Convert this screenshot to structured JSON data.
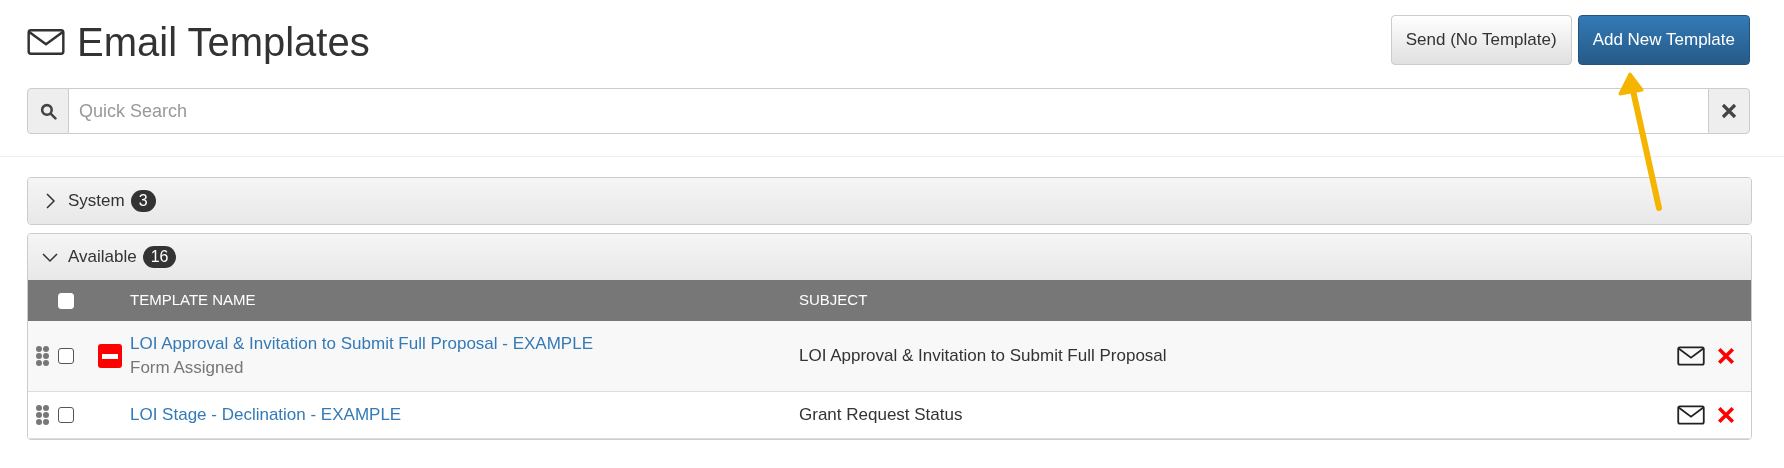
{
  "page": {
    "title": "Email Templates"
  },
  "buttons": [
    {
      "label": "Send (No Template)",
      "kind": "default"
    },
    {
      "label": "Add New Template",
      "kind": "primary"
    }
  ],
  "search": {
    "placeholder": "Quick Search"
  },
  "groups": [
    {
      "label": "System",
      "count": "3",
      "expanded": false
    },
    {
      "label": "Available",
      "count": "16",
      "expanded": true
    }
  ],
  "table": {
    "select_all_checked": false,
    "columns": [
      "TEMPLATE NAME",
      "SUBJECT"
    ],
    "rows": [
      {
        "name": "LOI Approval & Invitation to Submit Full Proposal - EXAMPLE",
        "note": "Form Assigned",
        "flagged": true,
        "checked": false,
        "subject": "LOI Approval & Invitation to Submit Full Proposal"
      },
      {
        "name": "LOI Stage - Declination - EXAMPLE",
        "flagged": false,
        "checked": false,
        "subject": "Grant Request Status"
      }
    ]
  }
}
--------------------------------------------------
* _Task directions_
Each line containing the word "Approval" counts once; report the total alone.

* _Output of the exercise_
2